Task brief. Copy all the data exactly, except the pictures.
┄┄┄┄┄┄┄┄┄┄┄┄┄┄┄┄┄┄┄┄
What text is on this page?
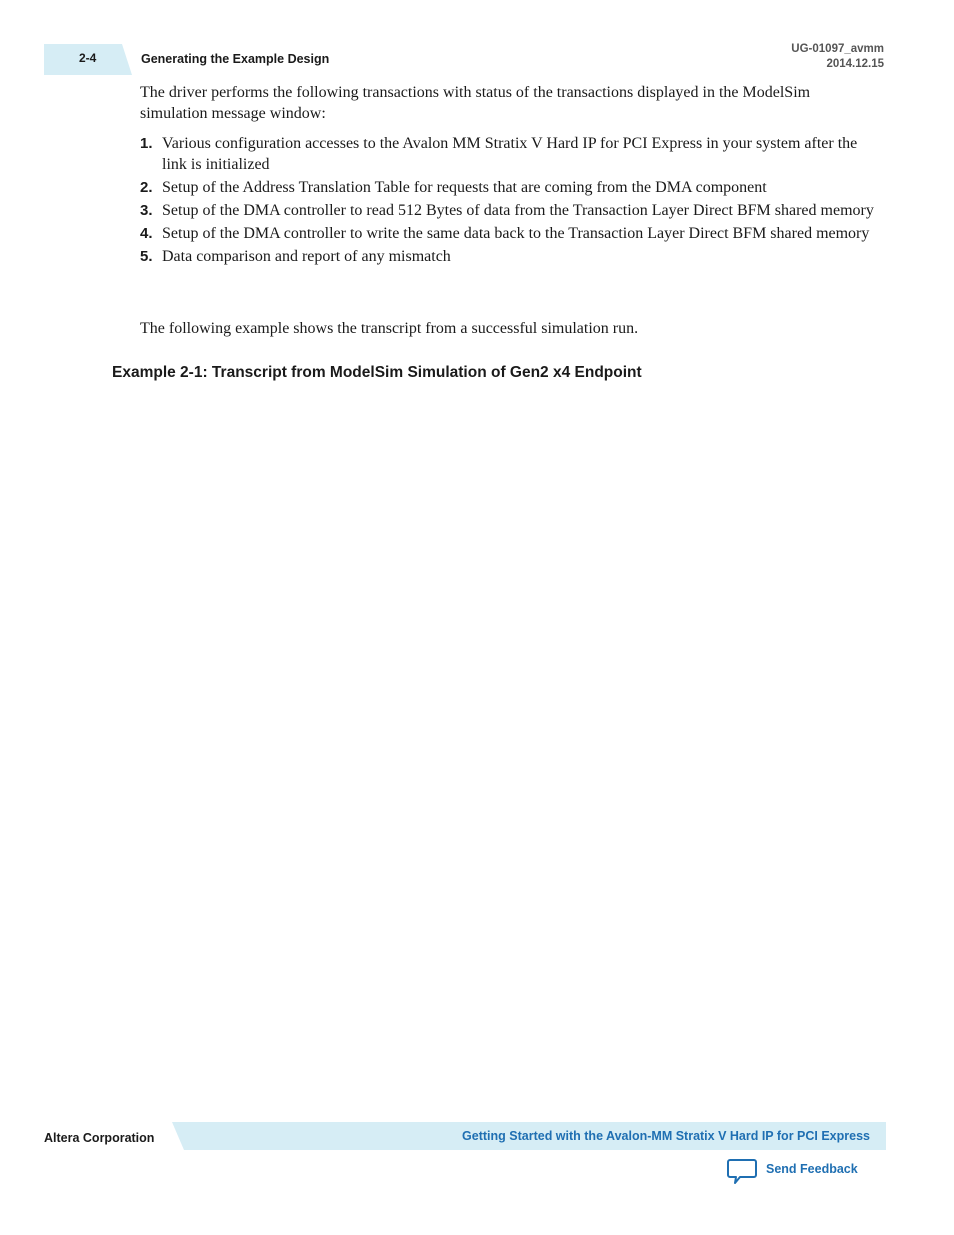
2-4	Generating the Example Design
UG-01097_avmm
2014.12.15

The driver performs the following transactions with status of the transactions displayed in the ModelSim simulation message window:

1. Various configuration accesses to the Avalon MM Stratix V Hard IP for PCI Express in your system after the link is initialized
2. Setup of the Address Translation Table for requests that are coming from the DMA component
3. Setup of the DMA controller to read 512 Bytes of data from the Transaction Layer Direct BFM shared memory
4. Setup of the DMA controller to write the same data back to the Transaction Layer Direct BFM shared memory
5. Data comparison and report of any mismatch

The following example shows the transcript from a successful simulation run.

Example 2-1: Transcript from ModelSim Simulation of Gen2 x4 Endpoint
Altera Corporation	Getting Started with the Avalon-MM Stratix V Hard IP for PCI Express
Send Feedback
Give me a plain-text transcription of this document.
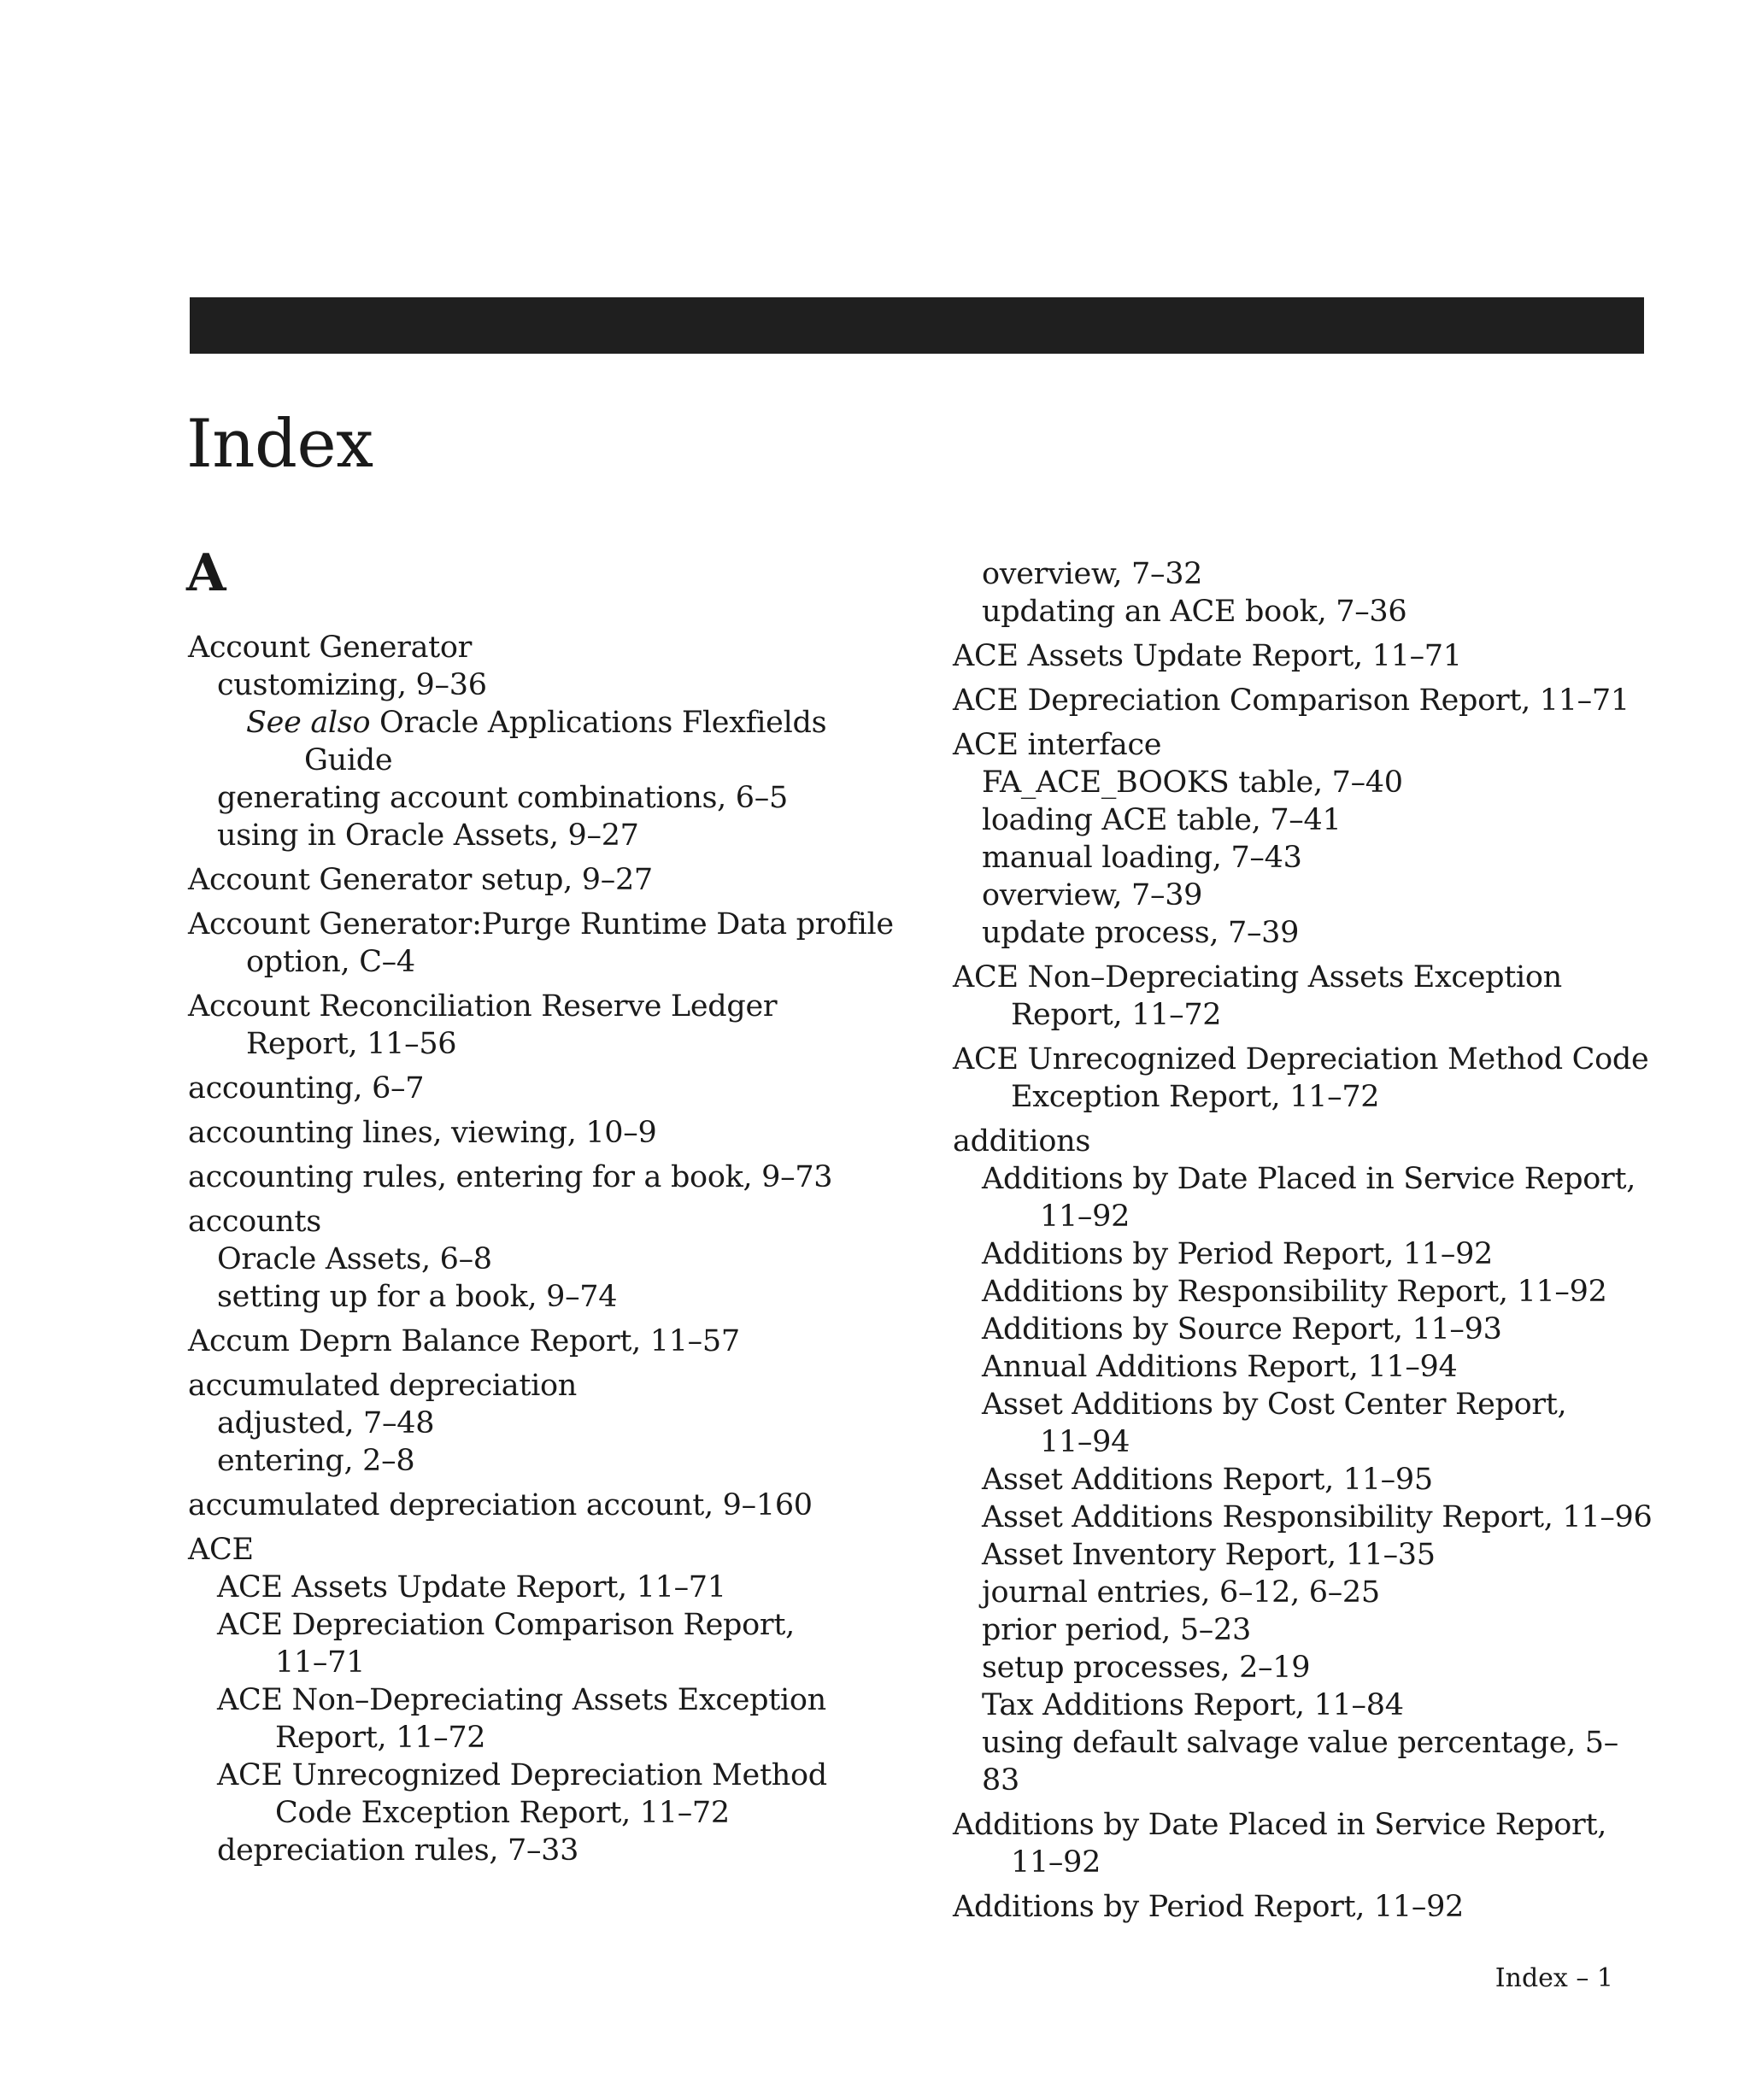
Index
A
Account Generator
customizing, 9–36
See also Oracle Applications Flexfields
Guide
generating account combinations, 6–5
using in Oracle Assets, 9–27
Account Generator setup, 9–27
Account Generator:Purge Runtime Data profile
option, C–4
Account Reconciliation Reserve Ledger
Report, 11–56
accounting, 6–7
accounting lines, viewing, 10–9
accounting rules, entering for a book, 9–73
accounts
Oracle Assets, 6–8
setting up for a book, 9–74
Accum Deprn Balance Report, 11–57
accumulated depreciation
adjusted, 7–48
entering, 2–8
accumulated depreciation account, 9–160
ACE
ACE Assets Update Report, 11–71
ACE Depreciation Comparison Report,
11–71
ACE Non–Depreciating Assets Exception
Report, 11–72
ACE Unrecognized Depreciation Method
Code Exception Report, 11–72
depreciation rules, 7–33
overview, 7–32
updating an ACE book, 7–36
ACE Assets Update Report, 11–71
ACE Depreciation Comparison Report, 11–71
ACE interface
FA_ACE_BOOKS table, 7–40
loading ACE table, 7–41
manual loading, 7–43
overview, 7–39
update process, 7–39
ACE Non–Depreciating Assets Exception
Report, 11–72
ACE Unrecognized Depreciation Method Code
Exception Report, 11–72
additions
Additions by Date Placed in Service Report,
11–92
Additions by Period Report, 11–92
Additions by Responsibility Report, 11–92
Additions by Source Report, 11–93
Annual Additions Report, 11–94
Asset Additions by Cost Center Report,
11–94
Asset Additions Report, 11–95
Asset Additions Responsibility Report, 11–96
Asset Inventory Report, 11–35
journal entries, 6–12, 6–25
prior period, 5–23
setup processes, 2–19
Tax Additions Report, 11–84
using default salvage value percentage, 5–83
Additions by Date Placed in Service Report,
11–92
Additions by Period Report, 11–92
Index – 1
┄┄┄┄┄┄┄┄┄┄┄┄┄┄┄┄┄┄┄┄
Task response.
What text is on this page?
2-4	Generating the Example Design
UG-01097_avmm
2014.12.15

The driver performs the following transactions with status of the transactions displayed in the ModelSim simulation message window:

1. Various configuration accesses to the Avalon MM Stratix V Hard IP for PCI Express in your system after the link is initialized
2. Setup of the Address Translation Table for requests that are coming from the DMA component
3. Setup of the DMA controller to read 512 Bytes of data from the Transaction Layer Direct BFM shared memory
4. Setup of the DMA controller to write the same data back to the Transaction Layer Direct BFM shared memory
5. Data comparison and report of any mismatch

The following example shows the transcript from a successful simulation run.

Example 2-1: Transcript from ModelSim Simulation of Gen2 x4 Endpoint
Altera Corporation	Getting Started with the Avalon-MM Stratix V Hard IP for PCI Express
Send Feedback
Give me a plain-text transcription of this document.
Index
A
Account Generator
customizing, 9–36
See also Oracle Applications Flexfields
Guide
generating account combinations, 6–5
using in Oracle Assets, 9–27
Account Generator setup, 9–27
Account Generator:Purge Runtime Data profile
option, C–4
Account Reconciliation Reserve Ledger
Report, 11–56
accounting, 6–7
accounting lines, viewing, 10–9
accounting rules, entering for a book, 9–73
accounts
Oracle Assets, 6–8
setting up for a book, 9–74
Accum Deprn Balance Report, 11–57
accumulated depreciation
adjusted, 7–48
entering, 2–8
accumulated depreciation account, 9–160
ACE
ACE Assets Update Report, 11–71
ACE Depreciation Comparison Report,
11–71
ACE Non–Depreciating Assets Exception
Report, 11–72
ACE Unrecognized Depreciation Method
Code Exception Report, 11–72
depreciation rules, 7–33
overview, 7–32
updating an ACE book, 7–36
ACE Assets Update Report, 11–71
ACE Depreciation Comparison Report, 11–71
ACE interface
FA_ACE_BOOKS table, 7–40
loading ACE table, 7–41
manual loading, 7–43
overview, 7–39
update process, 7–39
ACE Non–Depreciating Assets Exception
Report, 11–72
ACE Unrecognized Depreciation Method Code
Exception Report, 11–72
additions
Additions by Date Placed in Service Report,
11–92
Additions by Period Report, 11–92
Additions by Responsibility Report, 11–92
Additions by Source Report, 11–93
Annual Additions Report, 11–94
Asset Additions by Cost Center Report,
11–94
Asset Additions Report, 11–95
Asset Additions Responsibility Report, 11–96
Asset Inventory Report, 11–35
journal entries, 6–12, 6–25
prior period, 5–23
setup processes, 2–19
Tax Additions Report, 11–84
using default salvage value percentage, 5–83
Additions by Date Placed in Service Report,
11–92
Additions by Period Report, 11–92
Index – 1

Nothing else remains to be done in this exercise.